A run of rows
= = =

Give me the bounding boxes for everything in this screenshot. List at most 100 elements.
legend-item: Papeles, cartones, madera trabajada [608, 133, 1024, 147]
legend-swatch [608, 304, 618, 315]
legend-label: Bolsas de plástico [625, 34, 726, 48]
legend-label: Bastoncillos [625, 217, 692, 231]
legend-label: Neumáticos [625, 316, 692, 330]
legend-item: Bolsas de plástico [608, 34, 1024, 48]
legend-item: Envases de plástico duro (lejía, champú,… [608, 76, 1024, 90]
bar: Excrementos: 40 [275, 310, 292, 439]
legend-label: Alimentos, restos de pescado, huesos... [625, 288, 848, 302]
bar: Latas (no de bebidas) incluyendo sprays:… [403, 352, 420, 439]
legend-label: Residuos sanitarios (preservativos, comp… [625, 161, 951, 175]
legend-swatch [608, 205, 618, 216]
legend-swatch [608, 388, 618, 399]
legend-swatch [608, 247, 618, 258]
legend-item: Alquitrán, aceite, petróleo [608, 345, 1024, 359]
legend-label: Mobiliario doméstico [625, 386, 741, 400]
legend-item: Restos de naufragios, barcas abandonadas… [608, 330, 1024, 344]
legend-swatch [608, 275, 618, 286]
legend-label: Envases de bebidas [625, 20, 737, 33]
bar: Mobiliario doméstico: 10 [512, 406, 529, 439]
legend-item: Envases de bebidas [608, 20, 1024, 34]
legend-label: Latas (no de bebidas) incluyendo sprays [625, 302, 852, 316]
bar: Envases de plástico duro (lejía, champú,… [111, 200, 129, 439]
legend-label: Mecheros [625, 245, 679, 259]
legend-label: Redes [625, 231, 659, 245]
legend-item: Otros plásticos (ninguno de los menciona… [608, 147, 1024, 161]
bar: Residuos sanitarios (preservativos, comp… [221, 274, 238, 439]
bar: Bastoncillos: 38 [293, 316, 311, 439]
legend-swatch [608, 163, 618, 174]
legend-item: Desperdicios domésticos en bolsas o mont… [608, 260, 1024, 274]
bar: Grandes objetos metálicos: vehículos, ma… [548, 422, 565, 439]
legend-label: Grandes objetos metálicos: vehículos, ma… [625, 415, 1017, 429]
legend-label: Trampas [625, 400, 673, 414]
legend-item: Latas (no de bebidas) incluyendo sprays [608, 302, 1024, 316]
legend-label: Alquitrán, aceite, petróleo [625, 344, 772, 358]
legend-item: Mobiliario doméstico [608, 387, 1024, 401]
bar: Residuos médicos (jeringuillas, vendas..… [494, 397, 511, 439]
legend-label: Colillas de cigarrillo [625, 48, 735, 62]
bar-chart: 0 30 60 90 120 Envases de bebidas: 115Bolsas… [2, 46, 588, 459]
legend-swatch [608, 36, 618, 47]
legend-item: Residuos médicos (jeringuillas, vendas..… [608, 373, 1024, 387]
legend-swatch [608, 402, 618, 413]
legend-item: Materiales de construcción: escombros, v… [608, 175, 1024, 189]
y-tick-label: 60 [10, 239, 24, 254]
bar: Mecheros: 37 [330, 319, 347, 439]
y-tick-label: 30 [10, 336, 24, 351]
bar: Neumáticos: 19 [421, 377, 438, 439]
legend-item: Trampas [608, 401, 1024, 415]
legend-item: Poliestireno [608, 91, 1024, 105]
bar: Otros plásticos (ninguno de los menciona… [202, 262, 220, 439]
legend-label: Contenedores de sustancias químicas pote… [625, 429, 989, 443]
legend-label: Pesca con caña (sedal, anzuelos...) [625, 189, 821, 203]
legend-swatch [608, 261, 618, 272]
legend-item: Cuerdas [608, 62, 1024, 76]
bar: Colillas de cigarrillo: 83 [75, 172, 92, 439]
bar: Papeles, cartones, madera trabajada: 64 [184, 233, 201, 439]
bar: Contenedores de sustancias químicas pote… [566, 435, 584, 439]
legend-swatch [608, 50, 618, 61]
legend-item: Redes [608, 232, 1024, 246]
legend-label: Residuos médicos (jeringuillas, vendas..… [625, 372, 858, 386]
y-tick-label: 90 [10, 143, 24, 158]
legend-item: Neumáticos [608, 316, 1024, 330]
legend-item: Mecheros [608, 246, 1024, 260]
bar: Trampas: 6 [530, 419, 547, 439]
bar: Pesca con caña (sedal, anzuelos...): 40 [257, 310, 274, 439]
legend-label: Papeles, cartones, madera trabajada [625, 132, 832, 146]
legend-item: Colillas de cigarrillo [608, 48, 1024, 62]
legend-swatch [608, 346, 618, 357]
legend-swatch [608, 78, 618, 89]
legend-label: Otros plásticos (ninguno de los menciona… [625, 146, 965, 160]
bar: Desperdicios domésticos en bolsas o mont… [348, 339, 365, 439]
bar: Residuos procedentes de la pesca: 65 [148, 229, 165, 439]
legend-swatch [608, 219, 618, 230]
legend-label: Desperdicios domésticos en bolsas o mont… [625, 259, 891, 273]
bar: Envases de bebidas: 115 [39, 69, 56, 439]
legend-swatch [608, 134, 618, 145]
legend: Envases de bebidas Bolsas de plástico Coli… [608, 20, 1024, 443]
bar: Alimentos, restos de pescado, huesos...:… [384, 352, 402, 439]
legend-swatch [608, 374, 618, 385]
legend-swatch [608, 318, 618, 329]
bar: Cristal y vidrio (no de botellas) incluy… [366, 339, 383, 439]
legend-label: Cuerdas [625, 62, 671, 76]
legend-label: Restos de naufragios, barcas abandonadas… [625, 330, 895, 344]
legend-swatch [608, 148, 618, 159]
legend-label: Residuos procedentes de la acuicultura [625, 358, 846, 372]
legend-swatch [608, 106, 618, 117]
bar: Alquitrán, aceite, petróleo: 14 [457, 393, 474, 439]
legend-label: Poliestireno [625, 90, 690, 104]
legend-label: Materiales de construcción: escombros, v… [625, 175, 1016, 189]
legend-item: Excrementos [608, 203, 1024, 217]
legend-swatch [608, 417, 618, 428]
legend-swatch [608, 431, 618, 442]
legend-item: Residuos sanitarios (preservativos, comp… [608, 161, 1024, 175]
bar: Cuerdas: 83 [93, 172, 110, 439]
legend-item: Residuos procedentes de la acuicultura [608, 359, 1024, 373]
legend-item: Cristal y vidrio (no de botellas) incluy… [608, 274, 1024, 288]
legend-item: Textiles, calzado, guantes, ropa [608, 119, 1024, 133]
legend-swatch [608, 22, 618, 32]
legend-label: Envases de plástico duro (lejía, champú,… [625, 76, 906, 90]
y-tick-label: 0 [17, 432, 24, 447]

= = =

## TASK TO CARRY OUT
Write out the rows word for word, starting from the first row and ending with the line that contains "legend-label: Residuos sanitarios", with both ends included.

## OUTPUT FOR THIS EXERCISE
Give me the bounding boxes for everything in this screenshot. List at most 100 elements.
legend-item: Papeles, cartones, madera trabajada [608, 133, 1024, 147]
legend-swatch [608, 304, 618, 315]
legend-label: Bolsas de plástico [625, 34, 726, 48]
legend-label: Bastoncillos [625, 217, 692, 231]
legend-label: Neumáticos [625, 316, 692, 330]
legend-item: Bolsas de plástico [608, 34, 1024, 48]
legend-item: Envases de plástico duro (lejía, champú,… [608, 76, 1024, 90]
bar: Excrementos: 40 [275, 310, 292, 439]
legend-label: Alimentos, restos de pescado, huesos... [625, 288, 848, 302]
bar: Latas (no de bebidas) incluyendo sprays:… [403, 352, 420, 439]
legend-label: Residuos sanitarios (preservativos, comp… [625, 161, 951, 175]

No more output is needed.